:: What you have to do ::
In the data, extract each line that holds the string "JSON".

:: Material provided ::
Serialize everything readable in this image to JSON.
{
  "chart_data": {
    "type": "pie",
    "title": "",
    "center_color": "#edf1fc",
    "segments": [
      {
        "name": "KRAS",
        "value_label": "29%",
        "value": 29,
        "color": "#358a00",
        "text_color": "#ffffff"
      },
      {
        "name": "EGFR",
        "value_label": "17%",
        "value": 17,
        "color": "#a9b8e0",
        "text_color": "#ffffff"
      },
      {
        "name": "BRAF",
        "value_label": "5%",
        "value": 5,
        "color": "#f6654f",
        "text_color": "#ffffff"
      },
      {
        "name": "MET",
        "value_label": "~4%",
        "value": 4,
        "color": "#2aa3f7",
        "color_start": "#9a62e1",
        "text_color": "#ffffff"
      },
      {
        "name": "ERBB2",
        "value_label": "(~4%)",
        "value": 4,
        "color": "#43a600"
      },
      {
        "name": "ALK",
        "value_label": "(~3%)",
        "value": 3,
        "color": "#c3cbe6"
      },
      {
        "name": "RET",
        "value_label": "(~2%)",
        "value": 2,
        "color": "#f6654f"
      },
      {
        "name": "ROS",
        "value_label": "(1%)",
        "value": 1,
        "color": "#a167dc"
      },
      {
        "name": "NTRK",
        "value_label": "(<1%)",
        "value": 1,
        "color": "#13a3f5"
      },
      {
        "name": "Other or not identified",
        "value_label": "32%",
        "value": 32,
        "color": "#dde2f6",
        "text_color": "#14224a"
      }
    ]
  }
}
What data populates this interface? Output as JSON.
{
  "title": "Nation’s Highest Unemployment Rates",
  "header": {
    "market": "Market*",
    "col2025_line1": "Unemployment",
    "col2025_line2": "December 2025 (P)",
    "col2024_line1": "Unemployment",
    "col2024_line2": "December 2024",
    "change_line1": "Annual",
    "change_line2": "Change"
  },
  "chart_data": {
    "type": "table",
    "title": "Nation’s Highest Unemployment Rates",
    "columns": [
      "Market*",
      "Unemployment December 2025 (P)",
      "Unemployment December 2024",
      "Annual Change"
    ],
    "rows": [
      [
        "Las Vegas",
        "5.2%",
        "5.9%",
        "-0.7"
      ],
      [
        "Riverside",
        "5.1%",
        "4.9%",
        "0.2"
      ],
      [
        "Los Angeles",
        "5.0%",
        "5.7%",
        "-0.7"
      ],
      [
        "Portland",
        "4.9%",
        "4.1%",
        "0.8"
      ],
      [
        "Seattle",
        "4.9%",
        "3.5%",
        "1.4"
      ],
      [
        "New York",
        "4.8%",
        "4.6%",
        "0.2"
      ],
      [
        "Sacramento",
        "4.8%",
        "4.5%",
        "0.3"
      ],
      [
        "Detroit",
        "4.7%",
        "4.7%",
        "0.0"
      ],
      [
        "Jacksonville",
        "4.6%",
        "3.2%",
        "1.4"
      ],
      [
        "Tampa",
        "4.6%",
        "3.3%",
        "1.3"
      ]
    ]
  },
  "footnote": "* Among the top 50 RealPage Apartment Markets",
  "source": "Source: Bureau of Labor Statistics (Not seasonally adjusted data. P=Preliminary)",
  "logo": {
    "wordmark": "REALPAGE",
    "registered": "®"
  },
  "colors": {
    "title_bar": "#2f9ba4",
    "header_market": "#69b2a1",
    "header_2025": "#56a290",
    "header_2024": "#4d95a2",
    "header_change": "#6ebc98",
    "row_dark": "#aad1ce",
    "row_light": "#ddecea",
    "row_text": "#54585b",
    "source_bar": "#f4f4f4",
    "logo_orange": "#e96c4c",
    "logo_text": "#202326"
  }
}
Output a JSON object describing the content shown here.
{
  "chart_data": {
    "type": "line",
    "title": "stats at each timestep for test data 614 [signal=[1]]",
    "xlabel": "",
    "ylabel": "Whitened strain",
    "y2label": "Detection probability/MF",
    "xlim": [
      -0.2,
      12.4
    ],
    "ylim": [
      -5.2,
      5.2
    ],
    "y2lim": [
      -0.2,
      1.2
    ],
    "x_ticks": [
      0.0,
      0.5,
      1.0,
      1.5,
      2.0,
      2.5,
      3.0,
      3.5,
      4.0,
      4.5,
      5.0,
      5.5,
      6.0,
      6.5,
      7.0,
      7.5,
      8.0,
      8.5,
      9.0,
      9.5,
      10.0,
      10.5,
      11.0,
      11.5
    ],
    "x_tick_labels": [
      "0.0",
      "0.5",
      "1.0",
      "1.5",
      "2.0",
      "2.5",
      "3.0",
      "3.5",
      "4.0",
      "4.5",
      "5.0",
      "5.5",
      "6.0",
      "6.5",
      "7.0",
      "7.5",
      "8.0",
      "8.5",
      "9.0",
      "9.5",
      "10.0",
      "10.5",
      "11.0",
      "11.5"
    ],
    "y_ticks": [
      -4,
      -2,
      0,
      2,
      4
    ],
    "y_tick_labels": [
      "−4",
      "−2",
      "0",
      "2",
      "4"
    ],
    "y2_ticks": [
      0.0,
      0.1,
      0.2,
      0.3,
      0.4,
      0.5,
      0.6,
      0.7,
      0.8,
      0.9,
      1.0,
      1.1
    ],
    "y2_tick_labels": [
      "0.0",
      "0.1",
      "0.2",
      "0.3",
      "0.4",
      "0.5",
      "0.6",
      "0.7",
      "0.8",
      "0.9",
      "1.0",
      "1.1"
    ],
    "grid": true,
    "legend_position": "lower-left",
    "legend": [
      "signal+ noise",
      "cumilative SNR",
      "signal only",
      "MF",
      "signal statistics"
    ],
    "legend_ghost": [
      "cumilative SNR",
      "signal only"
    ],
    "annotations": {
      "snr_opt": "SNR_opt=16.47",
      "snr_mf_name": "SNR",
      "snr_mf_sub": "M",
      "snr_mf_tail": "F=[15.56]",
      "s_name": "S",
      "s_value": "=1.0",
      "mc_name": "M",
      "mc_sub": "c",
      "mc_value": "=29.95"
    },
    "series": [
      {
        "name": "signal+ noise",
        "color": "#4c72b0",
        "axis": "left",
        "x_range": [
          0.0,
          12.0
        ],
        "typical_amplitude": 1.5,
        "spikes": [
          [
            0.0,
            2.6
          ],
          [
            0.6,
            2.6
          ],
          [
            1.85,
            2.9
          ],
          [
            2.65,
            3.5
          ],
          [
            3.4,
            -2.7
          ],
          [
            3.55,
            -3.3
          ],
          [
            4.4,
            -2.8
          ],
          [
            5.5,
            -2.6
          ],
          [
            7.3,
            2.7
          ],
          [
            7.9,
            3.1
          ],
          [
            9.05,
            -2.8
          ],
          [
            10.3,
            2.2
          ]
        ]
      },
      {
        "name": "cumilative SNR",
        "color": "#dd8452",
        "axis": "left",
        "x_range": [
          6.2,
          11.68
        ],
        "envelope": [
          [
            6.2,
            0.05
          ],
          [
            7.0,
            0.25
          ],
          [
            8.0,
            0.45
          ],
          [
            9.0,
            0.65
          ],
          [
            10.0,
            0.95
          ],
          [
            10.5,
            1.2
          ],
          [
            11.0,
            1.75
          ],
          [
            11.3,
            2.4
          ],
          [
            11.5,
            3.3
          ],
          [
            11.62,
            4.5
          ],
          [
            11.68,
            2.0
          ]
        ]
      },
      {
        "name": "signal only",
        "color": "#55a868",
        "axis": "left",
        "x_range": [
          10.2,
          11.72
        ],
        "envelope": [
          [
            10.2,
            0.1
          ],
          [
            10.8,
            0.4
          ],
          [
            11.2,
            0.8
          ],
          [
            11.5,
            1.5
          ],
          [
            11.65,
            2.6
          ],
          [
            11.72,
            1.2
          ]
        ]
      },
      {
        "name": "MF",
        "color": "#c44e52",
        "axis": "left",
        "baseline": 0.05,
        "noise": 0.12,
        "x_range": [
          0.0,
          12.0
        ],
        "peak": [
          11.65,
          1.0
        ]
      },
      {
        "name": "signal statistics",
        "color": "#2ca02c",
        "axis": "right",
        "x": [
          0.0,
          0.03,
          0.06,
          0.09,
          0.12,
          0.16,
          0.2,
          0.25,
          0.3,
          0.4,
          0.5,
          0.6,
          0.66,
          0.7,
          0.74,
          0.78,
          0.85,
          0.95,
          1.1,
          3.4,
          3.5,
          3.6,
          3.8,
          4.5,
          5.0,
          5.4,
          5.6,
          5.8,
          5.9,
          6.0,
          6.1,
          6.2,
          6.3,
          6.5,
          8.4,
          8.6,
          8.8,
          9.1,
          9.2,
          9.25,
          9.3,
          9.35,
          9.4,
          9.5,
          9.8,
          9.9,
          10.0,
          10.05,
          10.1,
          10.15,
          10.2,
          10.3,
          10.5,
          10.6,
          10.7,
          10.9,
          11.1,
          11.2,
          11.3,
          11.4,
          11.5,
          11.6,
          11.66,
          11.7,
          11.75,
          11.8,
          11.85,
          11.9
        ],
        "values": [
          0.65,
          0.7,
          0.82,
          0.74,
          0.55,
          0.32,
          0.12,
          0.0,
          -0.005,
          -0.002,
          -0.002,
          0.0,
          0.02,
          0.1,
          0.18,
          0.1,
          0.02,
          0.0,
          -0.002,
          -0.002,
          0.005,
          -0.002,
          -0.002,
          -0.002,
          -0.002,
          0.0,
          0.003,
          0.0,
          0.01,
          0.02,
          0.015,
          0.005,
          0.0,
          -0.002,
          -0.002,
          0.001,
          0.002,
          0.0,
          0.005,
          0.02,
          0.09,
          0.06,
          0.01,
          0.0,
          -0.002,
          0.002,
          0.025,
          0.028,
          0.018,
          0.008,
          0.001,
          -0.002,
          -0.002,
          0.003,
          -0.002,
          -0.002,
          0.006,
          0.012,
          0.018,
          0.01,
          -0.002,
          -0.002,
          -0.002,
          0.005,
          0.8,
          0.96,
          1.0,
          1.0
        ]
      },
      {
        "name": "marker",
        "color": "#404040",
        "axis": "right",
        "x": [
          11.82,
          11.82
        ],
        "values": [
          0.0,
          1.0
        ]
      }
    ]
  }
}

:: Result of this exercise ::
Serialize everything readable in this image to JSON.
What data populates this interface? Output as JSON.
Output a JSON object describing the content shown here.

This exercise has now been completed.